• [Description of the task]:
Look below and pull out each line with the word "Personnalité".

Entries taken from a collection
━━━

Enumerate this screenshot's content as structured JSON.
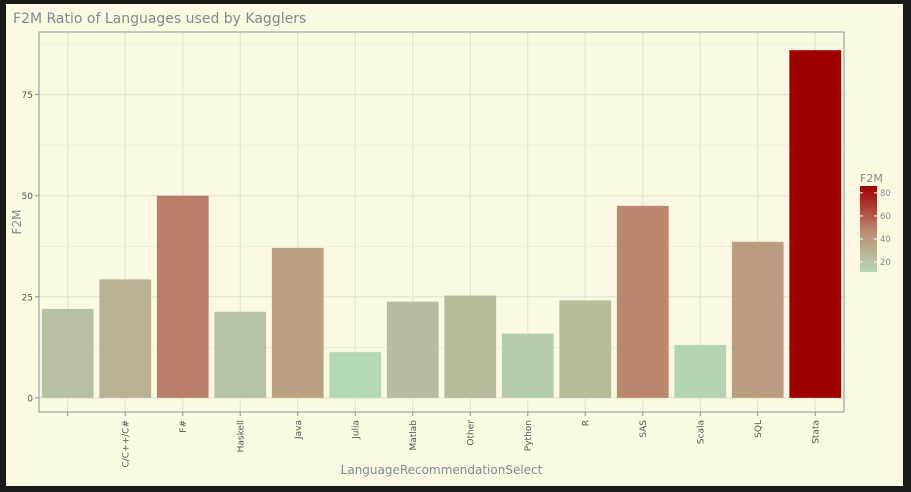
{
  "chart_data": {
    "type": "bar",
    "title": "F2M Ratio of Languages used by Kagglers",
    "xlabel": "LanguageRecommendationSelect",
    "ylabel": "F2M",
    "categories": [
      "",
      "C/C++/C#",
      "F#",
      "Haskell",
      "Java",
      "Julia",
      "Matlab",
      "Other",
      "Python",
      "R",
      "SAS",
      "Scala",
      "SQL",
      "Stata"
    ],
    "values": [
      22,
      29.3,
      50,
      21.3,
      37.1,
      11.3,
      23.8,
      25.3,
      15.9,
      24.1,
      47.5,
      13.1,
      38.6,
      86
    ],
    "yticks": [
      0,
      25,
      50,
      75
    ],
    "ylim": [
      -3.5,
      90.5
    ],
    "grid": true,
    "legend": {
      "title": "F2M",
      "ticks": [
        20,
        40,
        60,
        80
      ],
      "range": [
        11.3,
        86
      ],
      "color_low": "#b3d8b6",
      "color_mid": "#bd9075",
      "color_high": "#9e0000",
      "placement": "right"
    },
    "colors": {
      "panel_background": "#fcf9e3",
      "grid": "#e6e4d0",
      "text": "#808a8e"
    }
  }
}
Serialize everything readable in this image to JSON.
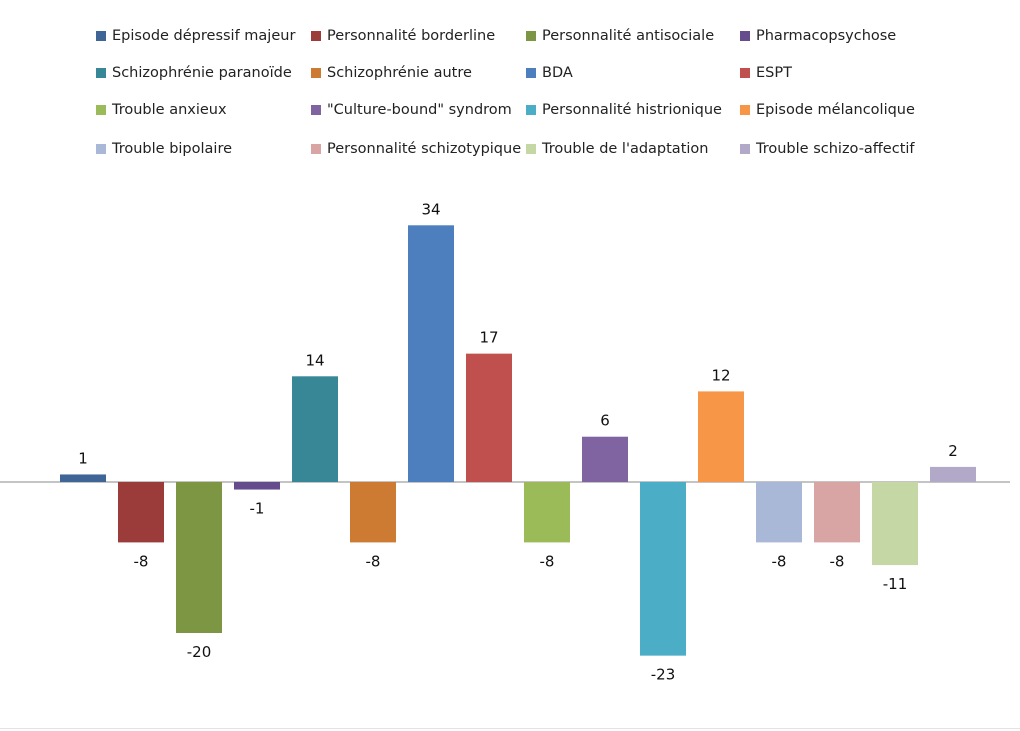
{
  "chart_data": {
    "type": "bar",
    "title": "",
    "xlabel": "",
    "ylabel": "",
    "grid": false,
    "legend_position": "top",
    "ylim": [
      -25,
      36
    ],
    "categories": [
      "Episode dépressif majeur",
      "Personnalité borderline",
      "Personnalité antisociale",
      "Pharmacopsychose",
      "Schizophrénie paranoïde",
      "Schizophrénie autre",
      "BDA",
      "ESPT",
      "Trouble anxieux",
      "\"Culture-bound\" syndrom",
      "Personnalité histrionique",
      "Episode mélancolique",
      "Trouble bipolaire",
      "Personnalité schizotypique",
      "Trouble de l'adaptation",
      "Trouble schizo-affectif"
    ],
    "values": [
      1,
      -8,
      -20,
      -1,
      14,
      -8,
      34,
      17,
      -8,
      6,
      -23,
      12,
      -8,
      -8,
      -11,
      2
    ],
    "colors": [
      "#3f6597",
      "#9b3b3a",
      "#7c9644",
      "#654c8c",
      "#378797",
      "#cd7a33",
      "#4d7fbe",
      "#c0504d",
      "#9bbb59",
      "#8064a2",
      "#4badc6",
      "#f79646",
      "#a9b8d6",
      "#d9a4a4",
      "#c4d7a4",
      "#b2a9c8"
    ]
  }
}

━━━

• [Reply to the task]:
      "Personnalité borderline",
      "Personnalité antisociale",
      "Personnalité histrionique",
      "Personnalité schizotypique",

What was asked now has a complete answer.